▶ **WHAT NEEDS TO BE DONE**:
Find the string "because" in the entries and copy each line that has it.

▶ **RECORDS TO USE**:
— begin —

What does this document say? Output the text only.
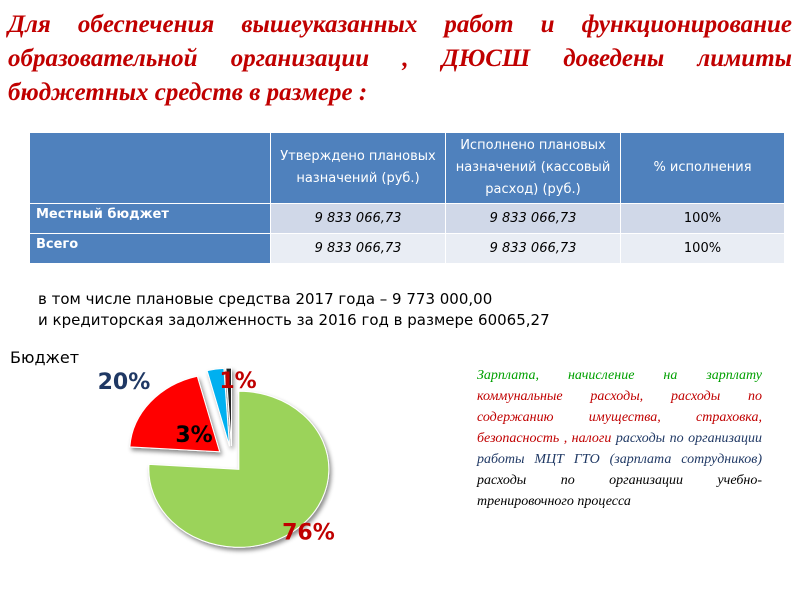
Для обеспечения вышеуказанных работ и функционирование образовательной организации , ДЮСШ доведены лимиты бюджетных средств в размере :

	Утверждено плановых назначений (руб.)	Исполнено плановых назначений (кассовый расход) (руб.)	% исполнения
Местный бюджет	9 833 066,73	9 833 066,73	100%
Всего	9 833 066,73	9 833 066,73	100%
в том числе плановые средства 2017 года – 9 773 000,00
и кредиторская задолженность за 2016 год в размере 60065,27
Бюджет
76%
20%
3%
1%	Зарплата, начисление на зарплату коммунальные расходы, расходы по содержанию имущества, страховка, безопасность , налоги расходы по организации работы МЦТ ГТО (зарплата сотрудников) расходы по организации учебно-тренировочного процесса
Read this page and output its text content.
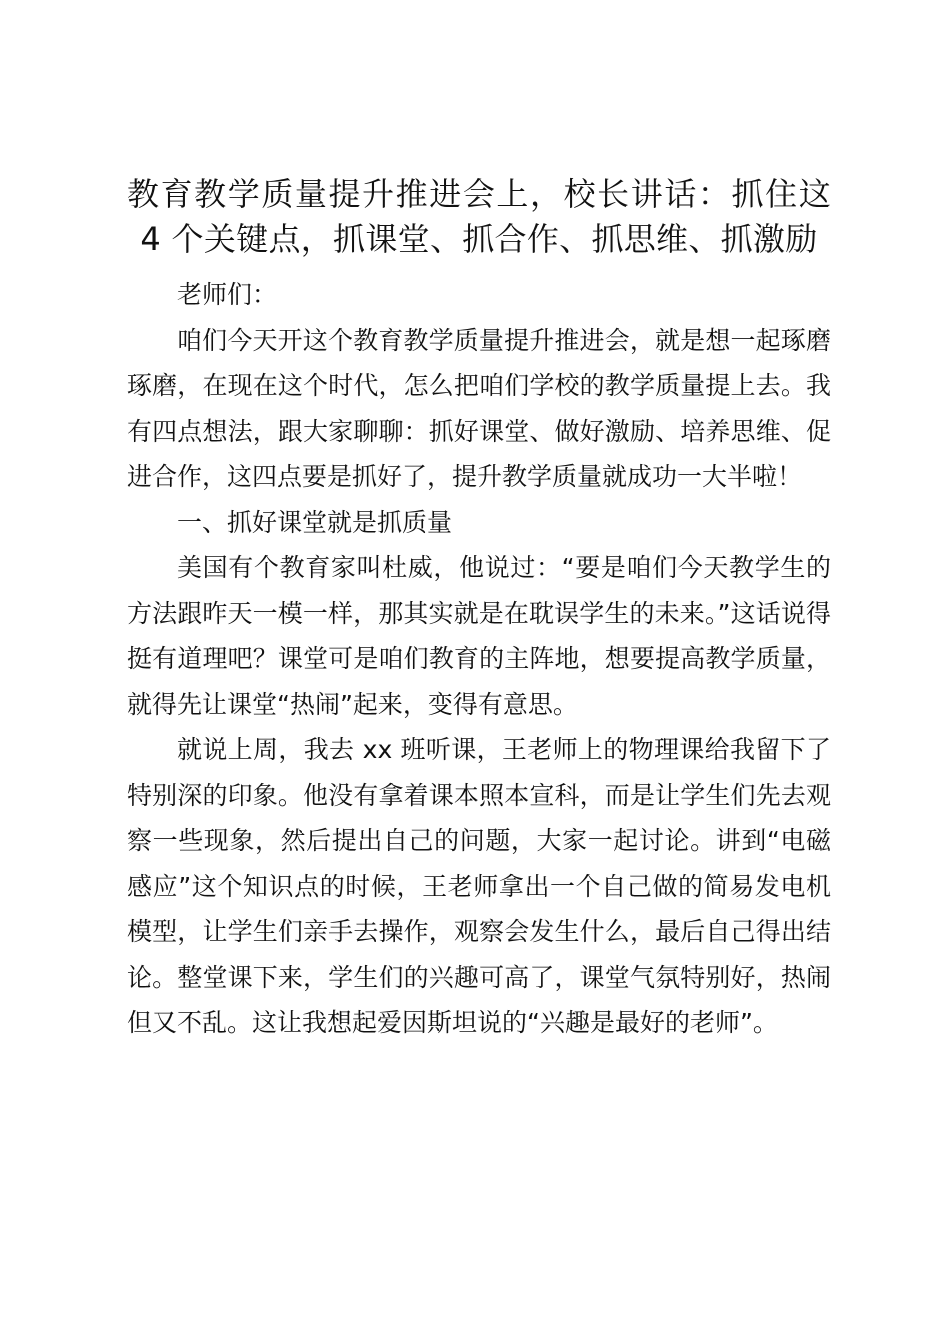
教育教学质量提升推进会上，校长讲话：抓住这 4 个关键点，抓课堂、抓合作、抓思维、抓激励

老师们：

咱们今天开这个教育教学质量提升推进会，就是想一起琢磨琢磨，在现在这个时代，怎么把咱们学校的教学质量提上去。我有四点想法，跟大家聊聊：抓好课堂、做好激励、培养思维、促进合作，这四点要是抓好了，提升教学质量就成功一大半啦！

一、抓好课堂就是抓质量

美国有个教育家叫杜威，他说过：“要是咱们今天教学生的方法跟昨天一模一样，那其实就是在耽误学生的未来。”这话说得挺有道理吧？课堂可是咱们教育的主阵地，想要提高教学质量，就得先让课堂“热闹”起来，变得有意思。

就说上周，我去 xx 班听课，王老师上的物理课给我留下了特别深的印象。他没有拿着课本照本宣科，而是让学生们先去观察一些现象，然后提出自己的问题，大家一起讨论。讲到“电磁感应”这个知识点的时候，王老师拿出一个自己做的简易发电机模型，让学生们亲手去操作，观察会发生什么，最后自己得出结论。整堂课下来，学生们的兴趣可高了，课堂气氛特别好，热闹但又不乱。这让我想起爱因斯坦说的“兴趣是最好的老师”。
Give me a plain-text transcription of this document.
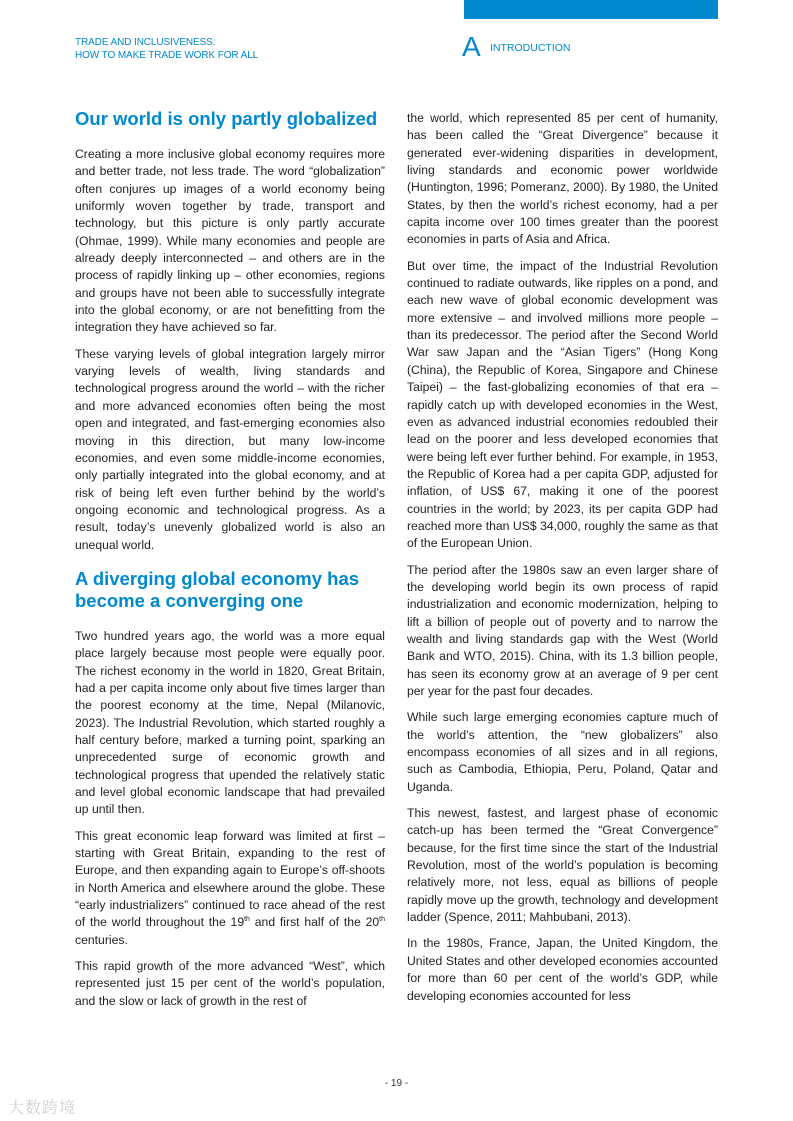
TRADE AND INCLUSIVENESS:
HOW TO MAKE TRADE WORK FOR ALL	A INTRODUCTION
Our world is only partly globalized

Creating a more inclusive global economy requires more and better trade, not less trade. The word “globalization” often conjures up images of a world economy being uniformly woven together by trade, transport and technology, but this picture is only partly accurate (Ohmae, 1999). While many economies and people are already deeply interconnected – and others are in the process of rapidly linking up – other economies, regions and groups have not been able to successfully integrate into the global economy, or are not benefitting from the integration they have achieved so far.

These varying levels of global integration largely mirror varying levels of wealth, living standards and technological progress around the world – with the richer and more advanced economies often being the most open and integrated, and fast-emerging economies also moving in this direction, but many low-income economies, and even some middle-income economies, only partially integrated into the global economy, and at risk of being left even further behind by the world’s ongoing economic and technological progress. As a result, today’s unevenly globalized world is also an unequal world.

A diverging global economy has become a converging one

Two hundred years ago, the world was a more equal place largely because most people were equally poor. The richest economy in the world in 1820, Great Britain, had a per capita income only about five times larger than the poorest economy at the time, Nepal (Milanovic, 2023). The Industrial Revolution, which started roughly a half century before, marked a turning point, sparking an unprecedented surge of economic growth and technological progress that upended the relatively static and level global economic landscape that had prevailed up until then.

This great economic leap forward was limited at first – starting with Great Britain, expanding to the rest of Europe, and then expanding again to Europe’s off-shoots in North America and elsewhere around the globe. These “early industrializers” continued to race ahead of the rest of the world throughout the 19th and first half of the 20th centuries.

This rapid growth of the more advanced “West”, which represented just 15 per cent of the world’s population, and the slow or lack of growth in the rest of

the world, which represented 85 per cent of humanity, has been called the “Great Divergence” because it generated ever-widening disparities in development, living standards and economic power worldwide (Huntington, 1996; Pomeranz, 2000). By 1980, the United States, by then the world’s richest economy, had a per capita income over 100 times greater than the poorest economies in parts of Asia and Africa.

But over time, the impact of the Industrial Revolution continued to radiate outwards, like ripples on a pond, and each new wave of global economic development was more extensive – and involved millions more people – than its predecessor. The period after the Second World War saw Japan and the “Asian Tigers” (Hong Kong (China), the Republic of Korea, Singapore and Chinese Taipei) – the fast-globalizing economies of that era – rapidly catch up with developed economies in the West, even as advanced industrial economies redoubled their lead on the poorer and less developed economies that were being left ever further behind. For example, in 1953, the Republic of Korea had a per capita GDP, adjusted for inflation, of US$ 67, making it one of the poorest countries in the world; by 2023, its per capita GDP had reached more than US$ 34,000, roughly the same as that of the European Union.

The period after the 1980s saw an even larger share of the developing world begin its own process of rapid industrialization and economic modernization, helping to lift a billion of people out of poverty and to narrow the wealth and living standards gap with the West (World Bank and WTO, 2015). China, with its 1.3 billion people, has seen its economy grow at an average of 9 per cent per year for the past four decades.

While such large emerging economies capture much of the world’s attention, the “new globalizers” also encompass economies of all sizes and in all regions, such as Cambodia, Ethiopia, Peru, Poland, Qatar and Uganda.

This newest, fastest, and largest phase of economic catch-up has been termed the “Great Convergence” because, for the first time since the start of the Industrial Revolution, most of the world’s population is becoming relatively more, not less, equal as billions of people rapidly move up the growth, technology and development ladder (Spence, 2011; Mahbubani, 2013).

In the 1980s, France, Japan, the United Kingdom, the United States and other developed economies accounted for more than 60 per cent of the world’s GDP, while developing economies accounted for less

- 19 -
大数跨境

— end —

▶ **THE RESULT**:
Two hundred years ago, the world was a more equal place largely because most people were equally poor. The richest economy in the world in 1820, Great Britain, had a per capita income only about five times larger than the poorest economy at the time, Nepal (Milanovic, 2023). The Industrial Revolution, which started roughly a half century before, marked a turning point, sparking an unprecedented surge of economic growth and technological progress that upended the relatively static and level global economic landscape that had prevailed up until then.
the world, which represented 85 per cent of humanity, has been called the “Great Divergence” because it generated ever-widening disparities in development, living standards and economic power worldwide (Huntington, 1996; Pomeranz, 2000). By 1980, the United States, by then the world’s richest economy, had a per capita income over 100 times greater than the poorest economies in parts of Asia and Africa.
This newest, fastest, and largest phase of economic catch-up has been termed the “Great Convergence” because, for the first time since the start of the Industrial Revolution, most of the world’s population is becoming relatively more, not less, equal as billions of people rapidly move up the growth, technology and development ladder (Spence, 2011; Mahbubani, 2013).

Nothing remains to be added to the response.